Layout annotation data

—————

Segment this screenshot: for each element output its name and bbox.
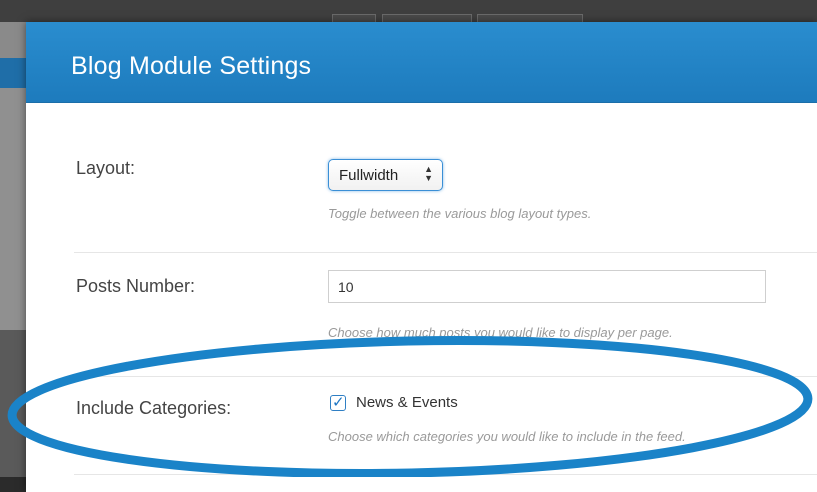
checkmark-icon: ✓ [332, 393, 345, 411]
modal-title: Blog Module Settings [71, 52, 312, 80]
news-events-label[interactable]: News & Events [356, 394, 458, 411]
include-categories-hint: Choose which categories you would like t… [328, 429, 686, 444]
include-categories-label: Include Categories: [76, 398, 232, 418]
posts-number-input[interactable]: 10 [328, 270, 766, 303]
layout-select[interactable]: Fullwidth ▲ ▼ [328, 159, 443, 191]
include-categories-row: Include Categories: ✓ News & Events Choo… [74, 392, 817, 475]
posts-number-label: Posts Number: [76, 276, 196, 296]
posts-number-value: 10 [338, 279, 354, 295]
blog-module-settings-modal: Blog Module Settings Layout: Fullwidth ▲… [26, 22, 817, 492]
modal-header: Blog Module Settings [26, 22, 817, 103]
news-events-checkbox[interactable]: ✓ [330, 393, 346, 411]
background-toolbar [0, 0, 817, 29]
up-down-arrows-icon: ▲ ▼ [424, 164, 433, 183]
posts-number-row: Posts Number: 10 Choose how much posts y… [74, 270, 817, 377]
layout-row: Layout: Fullwidth ▲ ▼ Toggle between the … [74, 148, 817, 253]
posts-number-hint: Choose how much posts you would like to … [328, 325, 673, 340]
layout-select-value: Fullwidth [339, 167, 399, 184]
layout-label: Layout: [76, 158, 136, 178]
layout-hint: Toggle between the various blog layout t… [328, 206, 592, 221]
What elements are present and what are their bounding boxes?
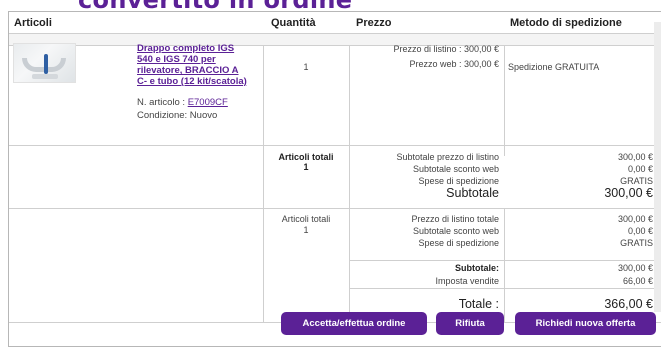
reject-button[interactable]: Rifiuta bbox=[436, 312, 504, 335]
row-divider bbox=[349, 288, 661, 289]
product-image[interactable] bbox=[13, 43, 76, 83]
summary-line-label: Subtotale sconto web bbox=[412, 226, 499, 236]
summary-subtotal-value: 300,00 € bbox=[617, 263, 653, 273]
table-spacer-row bbox=[9, 34, 661, 46]
summary-line-label: Prezzo di listino totale bbox=[411, 214, 499, 224]
summary-subtotal-label: Subtotale: bbox=[455, 263, 499, 273]
header-quantity: Quantità bbox=[271, 17, 316, 29]
header-shipping: Metodo di spedizione bbox=[510, 17, 622, 29]
request-new-quote-button[interactable]: Richiedi nuova offerta bbox=[515, 312, 656, 335]
summary-line-value: 300,00 € bbox=[617, 214, 653, 224]
summary-items-label: Articoli totali bbox=[281, 214, 331, 224]
row-divider bbox=[9, 208, 661, 209]
list-price: Prezzo di listino : 300,00 € bbox=[393, 44, 499, 54]
summary-line-value: GRATIS bbox=[620, 238, 653, 248]
article-number: N. articolo : E7009CF bbox=[137, 97, 228, 108]
subtotal-line-label: Spese di spedizione bbox=[418, 176, 499, 186]
row-divider bbox=[349, 260, 661, 261]
subtotal-line-label: Subtotale prezzo di listino bbox=[396, 152, 499, 162]
sales-tax-label: Imposta vendite bbox=[435, 276, 499, 286]
quantity-value: 1 bbox=[303, 62, 309, 72]
subtotal-line-value: 0,00 € bbox=[627, 164, 653, 174]
total-value: 366,00 € bbox=[604, 297, 653, 311]
article-number-link[interactable]: E7009CF bbox=[188, 97, 228, 108]
condition-text: Condizione: Nuovo bbox=[137, 110, 218, 121]
shipping-method: Spedizione GRATUITA bbox=[508, 62, 600, 72]
summary-items-value: 1 bbox=[303, 225, 309, 235]
header-price: Prezzo bbox=[356, 17, 392, 29]
vertical-scrollbar[interactable] bbox=[654, 22, 661, 312]
col-divider bbox=[504, 208, 505, 322]
accept-order-button[interactable]: Accetta/effettua ordine bbox=[281, 312, 427, 335]
header-articles: Articoli bbox=[14, 17, 52, 29]
subtotal-line-label: Subtotale sconto web bbox=[412, 164, 499, 174]
col-divider bbox=[263, 46, 264, 322]
product-name-link[interactable]: Drappo completo IGS 540 e IGS 740 per ri… bbox=[137, 43, 249, 87]
table-header: Articoli Quantità Prezzo Metodo di spedi… bbox=[9, 12, 661, 34]
total-items-value: 1 bbox=[303, 162, 309, 172]
subtotal-label: Subtotale bbox=[446, 186, 499, 200]
sales-tax-value: 66,00 € bbox=[622, 276, 653, 286]
subtotal-value: 300,00 € bbox=[604, 186, 653, 200]
col-divider bbox=[504, 46, 505, 156]
web-price: Prezzo web : 300,00 € bbox=[409, 59, 499, 69]
total-items-label: Articoli totali bbox=[278, 152, 334, 162]
subtotal-line-value: GRATIS bbox=[620, 176, 653, 186]
summary-line-value: 0,00 € bbox=[627, 226, 653, 236]
total-label: Totale : bbox=[458, 297, 499, 311]
summary-line-label: Spese di spedizione bbox=[418, 238, 499, 248]
row-divider bbox=[9, 145, 661, 146]
subtotal-line-value: 300,00 € bbox=[617, 152, 653, 162]
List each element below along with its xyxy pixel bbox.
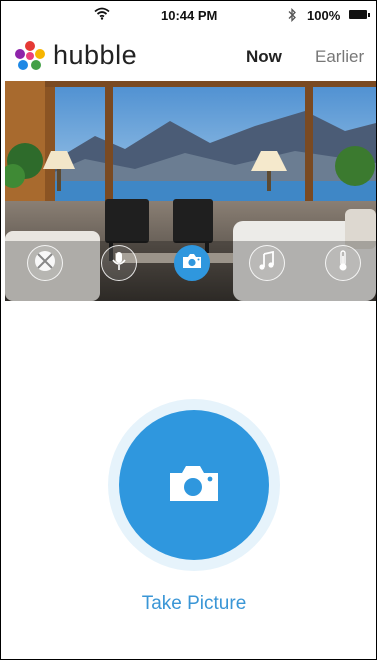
status-bar: 10:44 PM 100% bbox=[1, 1, 376, 29]
microphone-icon bbox=[111, 250, 127, 277]
app-header: hubble Now Earlier bbox=[1, 29, 376, 81]
feed-controls bbox=[5, 245, 376, 285]
take-picture-label[interactable]: Take Picture bbox=[1, 593, 376, 615]
microphone-button[interactable] bbox=[101, 245, 137, 281]
thermometer-icon bbox=[337, 249, 349, 277]
tab-earlier[interactable]: Earlier bbox=[315, 47, 364, 67]
camera-icon bbox=[181, 252, 203, 275]
status-time: 10:44 PM bbox=[161, 8, 218, 23]
battery-icon bbox=[349, 10, 370, 19]
wifi-icon bbox=[94, 7, 110, 23]
take-picture-button[interactable] bbox=[119, 410, 269, 560]
tab-now[interactable]: Now bbox=[246, 47, 282, 67]
camera-icon bbox=[166, 461, 222, 510]
pan-tilt-button[interactable] bbox=[27, 245, 63, 281]
music-icon bbox=[258, 250, 276, 276]
app-screen: 10:44 PM 100% hubble Now Earlier Take Pi… bbox=[0, 0, 377, 660]
pan-tilt-icon bbox=[34, 250, 56, 277]
battery-percent: 100% bbox=[307, 8, 341, 23]
hubble-logo-icon bbox=[14, 41, 46, 71]
temperature-button[interactable] bbox=[325, 245, 361, 281]
camera-snapshot-button[interactable] bbox=[174, 245, 210, 281]
music-button[interactable] bbox=[249, 245, 285, 281]
brand-name: hubble bbox=[53, 40, 138, 70]
bluetooth-icon bbox=[287, 7, 297, 25]
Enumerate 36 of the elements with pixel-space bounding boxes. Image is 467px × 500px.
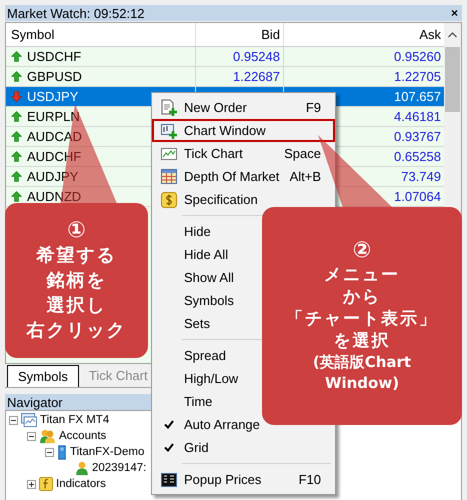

—————

▶ [Aim of the exercise]
In the records, starting at the line that contains "reject-button[interactable]: Rifiuta bbox=[436, 312, 504, 335]" and ending at the line that contains "summary-line-label: Prezzo di", replace "row-divider" with "row-separator" and leave everything else unchanged. Output only those lines.

▶ [The answer]
reject-button[interactable]: Rifiuta bbox=[436, 312, 504, 335]
row-separator bbox=[349, 288, 661, 289]
product-image[interactable] bbox=[13, 43, 76, 83]
summary-line-label: Subtotale sconto web bbox=[412, 226, 499, 236]
summary-subtotal-value: 300,00 € bbox=[617, 263, 653, 273]
table-spacer-row bbox=[9, 34, 661, 46]
summary-line-label: Prezzo di listino totale bbox=[411, 214, 499, 224]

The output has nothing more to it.